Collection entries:
########

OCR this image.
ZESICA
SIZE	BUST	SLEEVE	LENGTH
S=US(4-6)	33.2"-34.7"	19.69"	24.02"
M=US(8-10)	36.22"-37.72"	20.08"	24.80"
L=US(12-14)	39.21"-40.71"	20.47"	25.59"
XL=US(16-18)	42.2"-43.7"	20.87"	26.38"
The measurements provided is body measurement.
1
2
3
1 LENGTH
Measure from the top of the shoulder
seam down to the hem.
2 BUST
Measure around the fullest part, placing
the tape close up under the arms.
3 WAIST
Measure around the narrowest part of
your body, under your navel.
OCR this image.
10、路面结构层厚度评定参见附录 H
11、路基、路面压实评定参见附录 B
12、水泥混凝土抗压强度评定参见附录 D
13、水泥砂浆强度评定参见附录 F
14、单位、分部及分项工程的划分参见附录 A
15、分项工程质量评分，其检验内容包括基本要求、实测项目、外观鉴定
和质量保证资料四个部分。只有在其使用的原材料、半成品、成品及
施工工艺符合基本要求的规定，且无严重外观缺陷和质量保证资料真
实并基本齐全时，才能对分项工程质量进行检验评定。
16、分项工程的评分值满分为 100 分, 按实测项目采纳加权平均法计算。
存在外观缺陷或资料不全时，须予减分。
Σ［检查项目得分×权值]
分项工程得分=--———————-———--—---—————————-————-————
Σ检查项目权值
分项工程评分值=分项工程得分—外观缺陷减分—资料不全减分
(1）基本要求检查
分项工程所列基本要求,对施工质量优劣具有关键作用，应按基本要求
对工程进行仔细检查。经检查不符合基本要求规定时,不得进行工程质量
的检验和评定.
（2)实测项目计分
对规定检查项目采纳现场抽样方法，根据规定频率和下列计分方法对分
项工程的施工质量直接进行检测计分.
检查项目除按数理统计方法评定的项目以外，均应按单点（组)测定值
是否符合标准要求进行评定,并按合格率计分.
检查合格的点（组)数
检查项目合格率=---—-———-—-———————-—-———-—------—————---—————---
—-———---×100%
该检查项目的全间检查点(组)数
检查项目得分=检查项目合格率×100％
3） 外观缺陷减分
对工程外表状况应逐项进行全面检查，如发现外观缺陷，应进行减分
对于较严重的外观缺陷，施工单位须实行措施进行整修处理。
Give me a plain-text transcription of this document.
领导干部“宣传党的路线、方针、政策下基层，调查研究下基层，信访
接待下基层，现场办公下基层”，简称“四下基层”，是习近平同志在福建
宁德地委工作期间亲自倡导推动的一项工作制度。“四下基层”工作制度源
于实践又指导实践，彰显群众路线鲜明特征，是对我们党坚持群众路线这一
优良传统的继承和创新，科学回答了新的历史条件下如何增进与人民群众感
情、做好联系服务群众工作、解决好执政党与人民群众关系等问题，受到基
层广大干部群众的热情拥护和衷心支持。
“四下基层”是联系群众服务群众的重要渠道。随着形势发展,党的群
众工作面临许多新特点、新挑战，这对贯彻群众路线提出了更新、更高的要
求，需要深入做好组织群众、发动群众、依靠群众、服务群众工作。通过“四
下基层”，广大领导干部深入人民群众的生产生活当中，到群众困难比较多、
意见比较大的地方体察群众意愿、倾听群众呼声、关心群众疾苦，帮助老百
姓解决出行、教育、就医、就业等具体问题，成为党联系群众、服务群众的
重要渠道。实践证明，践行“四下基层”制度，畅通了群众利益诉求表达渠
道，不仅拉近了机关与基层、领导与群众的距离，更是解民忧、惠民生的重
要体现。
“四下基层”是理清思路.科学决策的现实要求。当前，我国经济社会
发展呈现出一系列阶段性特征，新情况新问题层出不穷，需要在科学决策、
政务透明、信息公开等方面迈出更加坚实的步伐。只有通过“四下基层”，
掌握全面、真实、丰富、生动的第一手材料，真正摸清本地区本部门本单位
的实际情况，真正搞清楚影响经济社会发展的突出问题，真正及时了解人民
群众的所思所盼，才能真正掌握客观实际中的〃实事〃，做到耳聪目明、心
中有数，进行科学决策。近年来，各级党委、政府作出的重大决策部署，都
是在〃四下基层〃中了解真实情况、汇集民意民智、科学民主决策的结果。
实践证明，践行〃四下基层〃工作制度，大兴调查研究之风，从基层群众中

########

▸ Given task:
The full set of records should be duplicated exactly.

▸ Correct answer:
OCR this image.
ZESICA
SIZE	BUST	SLEEVE	LENGTH
S=US(4-6)	33.2"-34.7"	19.69"	24.02"
M=US(8-10)	36.22"-37.72"	20.08"	24.80"
L=US(12-14)	39.21"-40.71"	20.47"	25.59"
XL=US(16-18)	42.2"-43.7"	20.87"	26.38"
The measurements provided is body measurement.
1
2
3
1 LENGTH
Measure from the top of the shoulder
seam down to the hem.
2 BUST
Measure around the fullest part, placing
the tape close up under the arms.
3 WAIST
Measure around the narrowest part of
your body, under your navel.
OCR this image.
10、路面结构层厚度评定参见附录 H
11、路基、路面压实评定参见附录 B
12、水泥混凝土抗压强度评定参见附录 D
13、水泥砂浆强度评定参见附录 F
14、单位、分部及分项工程的划分参见附录 A
15、分项工程质量评分，其检验内容包括基本要求、实测项目、外观鉴定
和质量保证资料四个部分。只有在其使用的原材料、半成品、成品及
施工工艺符合基本要求的规定，且无严重外观缺陷和质量保证资料真
实并基本齐全时，才能对分项工程质量进行检验评定。
16、分项工程的评分值满分为 100 分, 按实测项目采纳加权平均法计算。
存在外观缺陷或资料不全时，须予减分。
Σ［检查项目得分×权值]
分项工程得分=--———————-———--—---—————————-————-————
Σ检查项目权值
分项工程评分值=分项工程得分—外观缺陷减分—资料不全减分
(1）基本要求检查
分项工程所列基本要求,对施工质量优劣具有关键作用，应按基本要求
对工程进行仔细检查。经检查不符合基本要求规定时,不得进行工程质量
的检验和评定.
（2)实测项目计分
对规定检查项目采纳现场抽样方法，根据规定频率和下列计分方法对分
项工程的施工质量直接进行检测计分.
检查项目除按数理统计方法评定的项目以外，均应按单点（组)测定值
是否符合标准要求进行评定,并按合格率计分.
检查合格的点（组)数
检查项目合格率=---—-———-—-———————-—-———-—------—————---—————---
—-———---×100%
该检查项目的全间检查点(组)数
检查项目得分=检查项目合格率×100％
3） 外观缺陷减分
对工程外表状况应逐项进行全面检查，如发现外观缺陷，应进行减分
对于较严重的外观缺陷，施工单位须实行措施进行整修处理。
Give me a plain-text transcription of this document.
领导干部“宣传党的路线、方针、政策下基层，调查研究下基层，信访
接待下基层，现场办公下基层”，简称“四下基层”，是习近平同志在福建
宁德地委工作期间亲自倡导推动的一项工作制度。“四下基层”工作制度源
于实践又指导实践，彰显群众路线鲜明特征，是对我们党坚持群众路线这一
优良传统的继承和创新，科学回答了新的历史条件下如何增进与人民群众感
情、做好联系服务群众工作、解决好执政党与人民群众关系等问题，受到基
层广大干部群众的热情拥护和衷心支持。
“四下基层”是联系群众服务群众的重要渠道。随着形势发展,党的群
众工作面临许多新特点、新挑战，这对贯彻群众路线提出了更新、更高的要
求，需要深入做好组织群众、发动群众、依靠群众、服务群众工作。通过“四
下基层”，广大领导干部深入人民群众的生产生活当中，到群众困难比较多、
意见比较大的地方体察群众意愿、倾听群众呼声、关心群众疾苦，帮助老百
姓解决出行、教育、就医、就业等具体问题，成为党联系群众、服务群众的
重要渠道。实践证明，践行“四下基层”制度，畅通了群众利益诉求表达渠
道，不仅拉近了机关与基层、领导与群众的距离，更是解民忧、惠民生的重
要体现。
“四下基层”是理清思路.科学决策的现实要求。当前，我国经济社会
发展呈现出一系列阶段性特征，新情况新问题层出不穷，需要在科学决策、
政务透明、信息公开等方面迈出更加坚实的步伐。只有通过“四下基层”，
掌握全面、真实、丰富、生动的第一手材料，真正摸清本地区本部门本单位
的实际情况，真正搞清楚影响经济社会发展的突出问题，真正及时了解人民
群众的所思所盼，才能真正掌握客观实际中的〃实事〃，做到耳聪目明、心
中有数，进行科学决策。近年来，各级党委、政府作出的重大决策部署，都
是在〃四下基层〃中了解真实情况、汇集民意民智、科学民主决策的结果。
实践证明，践行〃四下基层〃工作制度，大兴调查研究之风，从基层群众中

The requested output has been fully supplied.